Short task —
Will you write out the data exactly, excluding every picture?

Task inputs —
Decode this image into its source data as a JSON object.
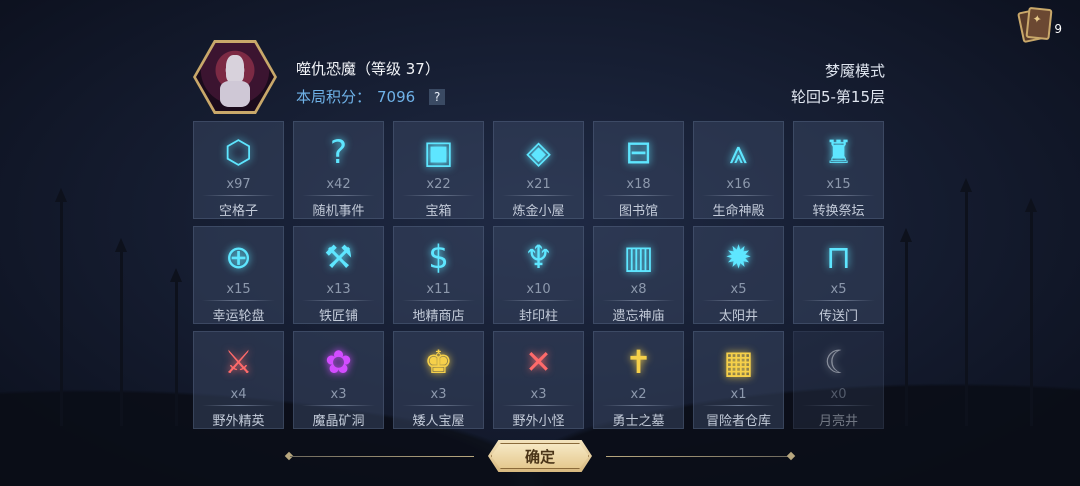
{
  "deck": {
    "count": "9",
    "icon": "card-deck-icon"
  },
  "header": {
    "boss_name": "噬仇恐魔（等级 37）",
    "score_label": "本局积分：",
    "score_value": "7096",
    "help": "?",
    "mode": "梦魇模式",
    "cycle": "轮回5-第15层"
  },
  "tiles": [
    {
      "count": "x97",
      "label": "空格子",
      "icon": "hexagon-icon",
      "glyph": "⬡",
      "color": "#5ee6ff"
    },
    {
      "count": "x42",
      "label": "随机事件",
      "icon": "question-mark-icon",
      "glyph": "?",
      "color": "#5ee6ff"
    },
    {
      "count": "x22",
      "label": "宝箱",
      "icon": "treasure-chest-icon",
      "glyph": "▣",
      "color": "#5ee6ff"
    },
    {
      "count": "x21",
      "label": "炼金小屋",
      "icon": "alchemy-icon",
      "glyph": "◈",
      "color": "#5ee6ff"
    },
    {
      "count": "x18",
      "label": "图书馆",
      "icon": "book-icon",
      "glyph": "⊟",
      "color": "#5ee6ff"
    },
    {
      "count": "x16",
      "label": "生命神殿",
      "icon": "temple-icon",
      "glyph": "⩓",
      "color": "#5ee6ff"
    },
    {
      "count": "x15",
      "label": "转换祭坛",
      "icon": "altar-icon",
      "glyph": "♜",
      "color": "#5ee6ff"
    },
    {
      "count": "x15",
      "label": "幸运轮盘",
      "icon": "roulette-icon",
      "glyph": "⊕",
      "color": "#5ee6ff"
    },
    {
      "count": "x13",
      "label": "铁匠铺",
      "icon": "anvil-icon",
      "glyph": "⚒",
      "color": "#5ee6ff"
    },
    {
      "count": "x11",
      "label": "地精商店",
      "icon": "shop-icon",
      "glyph": "$",
      "color": "#5ee6ff"
    },
    {
      "count": "x10",
      "label": "封印柱",
      "icon": "seal-pillar-icon",
      "glyph": "♆",
      "color": "#5ee6ff"
    },
    {
      "count": "x8",
      "label": "遗忘神庙",
      "icon": "forgotten-shrine-icon",
      "glyph": "▥",
      "color": "#5ee6ff"
    },
    {
      "count": "x5",
      "label": "太阳井",
      "icon": "sun-well-icon",
      "glyph": "✹",
      "color": "#5ee6ff"
    },
    {
      "count": "x5",
      "label": "传送门",
      "icon": "portal-icon",
      "glyph": "⊓",
      "color": "#5ee6ff"
    },
    {
      "count": "x4",
      "label": "野外精英",
      "icon": "crossed-axes-icon",
      "glyph": "⚔",
      "color": "#ff6a6a"
    },
    {
      "count": "x3",
      "label": "魔晶矿洞",
      "icon": "crystal-mine-icon",
      "glyph": "✿",
      "color": "#d24cff"
    },
    {
      "count": "x3",
      "label": "矮人宝屋",
      "icon": "dwarf-helmet-icon",
      "glyph": "♚",
      "color": "#f6d04a"
    },
    {
      "count": "x3",
      "label": "野外小怪",
      "icon": "crossed-swords-icon",
      "glyph": "✕",
      "color": "#ff6a6a"
    },
    {
      "count": "x2",
      "label": "勇士之墓",
      "icon": "tombstone-icon",
      "glyph": "✝",
      "color": "#f6d04a"
    },
    {
      "count": "x1",
      "label": "冒险者仓库",
      "icon": "warehouse-icon",
      "glyph": "▦",
      "color": "#f6d04a"
    },
    {
      "count": "x0",
      "label": "月亮井",
      "icon": "moon-well-icon",
      "glyph": "☾",
      "color": "#e8edf5"
    }
  ],
  "confirm_label": "确定"
}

In response —
Decode this image into its source data as a JSON object.
{
  "deck": {
    "count": "9",
    "icon": "card-deck-icon"
  },
  "header": {
    "boss_name": "噬仇恐魔（等级 37）",
    "score_label": "本局积分：",
    "score_value": "7096",
    "help": "?",
    "mode": "梦魇模式",
    "cycle": "轮回5-第15层"
  },
  "tiles": [
    {
      "count": "x97",
      "label": "空格子",
      "icon": "hexagon-icon",
      "glyph": "⬡",
      "color": "#5ee6ff"
    },
    {
      "count": "x42",
      "label": "随机事件",
      "icon": "question-mark-icon",
      "glyph": "?",
      "color": "#5ee6ff"
    },
    {
      "count": "x22",
      "label": "宝箱",
      "icon": "treasure-chest-icon",
      "glyph": "▣",
      "color": "#5ee6ff"
    },
    {
      "count": "x21",
      "label": "炼金小屋",
      "icon": "alchemy-icon",
      "glyph": "◈",
      "color": "#5ee6ff"
    },
    {
      "count": "x18",
      "label": "图书馆",
      "icon": "book-icon",
      "glyph": "⊟",
      "color": "#5ee6ff"
    },
    {
      "count": "x16",
      "label": "生命神殿",
      "icon": "temple-icon",
      "glyph": "⩓",
      "color": "#5ee6ff"
    },
    {
      "count": "x15",
      "label": "转换祭坛",
      "icon": "altar-icon",
      "glyph": "♜",
      "color": "#5ee6ff"
    },
    {
      "count": "x15",
      "label": "幸运轮盘",
      "icon": "roulette-icon",
      "glyph": "⊕",
      "color": "#5ee6ff"
    },
    {
      "count": "x13",
      "label": "铁匠铺",
      "icon": "anvil-icon",
      "glyph": "⚒",
      "color": "#5ee6ff"
    },
    {
      "count": "x11",
      "label": "地精商店",
      "icon": "shop-icon",
      "glyph": "$",
      "color": "#5ee6ff"
    },
    {
      "count": "x10",
      "label": "封印柱",
      "icon": "seal-pillar-icon",
      "glyph": "♆",
      "color": "#5ee6ff"
    },
    {
      "count": "x8",
      "label": "遗忘神庙",
      "icon": "forgotten-shrine-icon",
      "glyph": "▥",
      "color": "#5ee6ff"
    },
    {
      "count": "x5",
      "label": "太阳井",
      "icon": "sun-well-icon",
      "glyph": "✹",
      "color": "#5ee6ff"
    },
    {
      "count": "x5",
      "label": "传送门",
      "icon": "portal-icon",
      "glyph": "⊓",
      "color": "#5ee6ff"
    },
    {
      "count": "x4",
      "label": "野外精英",
      "icon": "crossed-axes-icon",
      "glyph": "⚔",
      "color": "#ff6a6a"
    },
    {
      "count": "x3",
      "label": "魔晶矿洞",
      "icon": "crystal-mine-icon",
      "glyph": "✿",
      "color": "#d24cff"
    },
    {
      "count": "x3",
      "label": "矮人宝屋",
      "icon": "dwarf-helmet-icon",
      "glyph": "♚",
      "color": "#f6d04a"
    },
    {
      "count": "x3",
      "label": "野外小怪",
      "icon": "crossed-swords-icon",
      "glyph": "✕",
      "color": "#ff6a6a"
    },
    {
      "count": "x2",
      "label": "勇士之墓",
      "icon": "tombstone-icon",
      "glyph": "✝",
      "color": "#f6d04a"
    },
    {
      "count": "x1",
      "label": "冒险者仓库",
      "icon": "warehouse-icon",
      "glyph": "▦",
      "color": "#f6d04a"
    },
    {
      "count": "x0",
      "label": "月亮井",
      "icon": "moon-well-icon",
      "glyph": "☾",
      "color": "#e8edf5"
    }
  ],
  "confirm_label": "确定"
}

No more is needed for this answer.